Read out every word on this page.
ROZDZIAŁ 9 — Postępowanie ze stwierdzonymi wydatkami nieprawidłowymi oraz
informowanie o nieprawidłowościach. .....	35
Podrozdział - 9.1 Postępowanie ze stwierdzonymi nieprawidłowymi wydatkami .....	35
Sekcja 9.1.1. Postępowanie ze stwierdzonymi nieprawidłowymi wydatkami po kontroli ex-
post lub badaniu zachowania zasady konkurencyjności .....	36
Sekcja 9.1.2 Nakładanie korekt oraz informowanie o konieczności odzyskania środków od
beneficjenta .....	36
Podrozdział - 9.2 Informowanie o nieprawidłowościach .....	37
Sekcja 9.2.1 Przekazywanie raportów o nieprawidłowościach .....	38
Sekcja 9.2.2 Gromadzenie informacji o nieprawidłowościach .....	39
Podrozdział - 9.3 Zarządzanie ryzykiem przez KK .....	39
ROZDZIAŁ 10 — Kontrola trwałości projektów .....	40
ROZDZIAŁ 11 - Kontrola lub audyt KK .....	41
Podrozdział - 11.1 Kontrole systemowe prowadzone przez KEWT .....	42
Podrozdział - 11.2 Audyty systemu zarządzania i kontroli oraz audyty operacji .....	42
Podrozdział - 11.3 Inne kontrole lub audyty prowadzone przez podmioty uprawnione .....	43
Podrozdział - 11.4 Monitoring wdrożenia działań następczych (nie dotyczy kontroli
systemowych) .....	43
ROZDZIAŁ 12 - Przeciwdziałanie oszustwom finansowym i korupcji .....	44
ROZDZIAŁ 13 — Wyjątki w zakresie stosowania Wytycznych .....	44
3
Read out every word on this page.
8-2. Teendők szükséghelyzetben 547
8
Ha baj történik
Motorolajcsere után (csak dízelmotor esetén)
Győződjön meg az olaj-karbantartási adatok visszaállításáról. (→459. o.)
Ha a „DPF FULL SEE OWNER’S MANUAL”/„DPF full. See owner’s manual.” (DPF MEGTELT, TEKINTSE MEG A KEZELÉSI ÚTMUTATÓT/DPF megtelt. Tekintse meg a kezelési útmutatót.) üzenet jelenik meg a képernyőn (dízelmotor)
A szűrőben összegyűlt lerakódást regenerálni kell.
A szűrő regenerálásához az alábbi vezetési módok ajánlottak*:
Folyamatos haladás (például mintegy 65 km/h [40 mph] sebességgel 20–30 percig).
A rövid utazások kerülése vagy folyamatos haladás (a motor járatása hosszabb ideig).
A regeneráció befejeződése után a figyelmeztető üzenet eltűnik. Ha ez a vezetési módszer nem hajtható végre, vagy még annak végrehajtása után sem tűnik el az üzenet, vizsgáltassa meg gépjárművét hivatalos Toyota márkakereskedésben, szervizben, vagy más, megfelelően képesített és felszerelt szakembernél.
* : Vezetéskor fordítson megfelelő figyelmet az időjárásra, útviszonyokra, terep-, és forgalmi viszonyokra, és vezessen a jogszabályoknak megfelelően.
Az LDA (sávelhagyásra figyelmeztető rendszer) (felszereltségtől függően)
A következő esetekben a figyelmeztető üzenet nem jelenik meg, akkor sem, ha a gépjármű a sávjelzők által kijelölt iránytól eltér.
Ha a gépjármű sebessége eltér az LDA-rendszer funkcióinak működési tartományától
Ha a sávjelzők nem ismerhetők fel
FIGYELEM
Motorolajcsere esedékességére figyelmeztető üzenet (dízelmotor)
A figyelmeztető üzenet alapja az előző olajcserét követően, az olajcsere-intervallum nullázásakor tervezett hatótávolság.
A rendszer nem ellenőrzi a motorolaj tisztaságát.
━━━━━━━━
- WHAT TO DO
Every record above should be output exactly.

- ANSWER FOR THIS EXERCISE
Read out every word on this page.
ROZDZIAŁ 9 — Postępowanie ze stwierdzonymi wydatkami nieprawidłowymi oraz
informowanie o nieprawidłowościach. .....	35
Podrozdział - 9.1 Postępowanie ze stwierdzonymi nieprawidłowymi wydatkami .....	35
Sekcja 9.1.1. Postępowanie ze stwierdzonymi nieprawidłowymi wydatkami po kontroli ex-
post lub badaniu zachowania zasady konkurencyjności .....	36
Sekcja 9.1.2 Nakładanie korekt oraz informowanie o konieczności odzyskania środków od
beneficjenta .....	36
Podrozdział - 9.2 Informowanie o nieprawidłowościach .....	37
Sekcja 9.2.1 Przekazywanie raportów o nieprawidłowościach .....	38
Sekcja 9.2.2 Gromadzenie informacji o nieprawidłowościach .....	39
Podrozdział - 9.3 Zarządzanie ryzykiem przez KK .....	39
ROZDZIAŁ 10 — Kontrola trwałości projektów .....	40
ROZDZIAŁ 11 - Kontrola lub audyt KK .....	41
Podrozdział - 11.1 Kontrole systemowe prowadzone przez KEWT .....	42
Podrozdział - 11.2 Audyty systemu zarządzania i kontroli oraz audyty operacji .....	42
Podrozdział - 11.3 Inne kontrole lub audyty prowadzone przez podmioty uprawnione .....	43
Podrozdział - 11.4 Monitoring wdrożenia działań następczych (nie dotyczy kontroli
systemowych) .....	43
ROZDZIAŁ 12 - Przeciwdziałanie oszustwom finansowym i korupcji .....	44
ROZDZIAŁ 13 — Wyjątki w zakresie stosowania Wytycznych .....	44
3
Read out every word on this page.
8-2. Teendők szükséghelyzetben 547
8
Ha baj történik
Motorolajcsere után (csak dízelmotor esetén)
Győződjön meg az olaj-karbantartási adatok visszaállításáról. (→459. o.)
Ha a „DPF FULL SEE OWNER’S MANUAL”/„DPF full. See owner’s manual.” (DPF MEGTELT, TEKINTSE MEG A KEZELÉSI ÚTMUTATÓT/DPF megtelt. Tekintse meg a kezelési útmutatót.) üzenet jelenik meg a képernyőn (dízelmotor)
A szűrőben összegyűlt lerakódást regenerálni kell.
A szűrő regenerálásához az alábbi vezetési módok ajánlottak*:
Folyamatos haladás (például mintegy 65 km/h [40 mph] sebességgel 20–30 percig).
A rövid utazások kerülése vagy folyamatos haladás (a motor járatása hosszabb ideig).
A regeneráció befejeződése után a figyelmeztető üzenet eltűnik. Ha ez a vezetési módszer nem hajtható végre, vagy még annak végrehajtása után sem tűnik el az üzenet, vizsgáltassa meg gépjárművét hivatalos Toyota márkakereskedésben, szervizben, vagy más, megfelelően képesített és felszerelt szakembernél.
* : Vezetéskor fordítson megfelelő figyelmet az időjárásra, útviszonyokra, terep-, és forgalmi viszonyokra, és vezessen a jogszabályoknak megfelelően.
Az LDA (sávelhagyásra figyelmeztető rendszer) (felszereltségtől függően)
A következő esetekben a figyelmeztető üzenet nem jelenik meg, akkor sem, ha a gépjármű a sávjelzők által kijelölt iránytól eltér.
Ha a gépjármű sebessége eltér az LDA-rendszer funkcióinak működési tartományától
Ha a sávjelzők nem ismerhetők fel
FIGYELEM
Motorolajcsere esedékességére figyelmeztető üzenet (dízelmotor)
A figyelmeztető üzenet alapja az előző olajcserét követően, az olajcsere-intervallum nullázásakor tervezett hatótávolság.
A rendszer nem ellenőrzi a motorolaj tisztaságát.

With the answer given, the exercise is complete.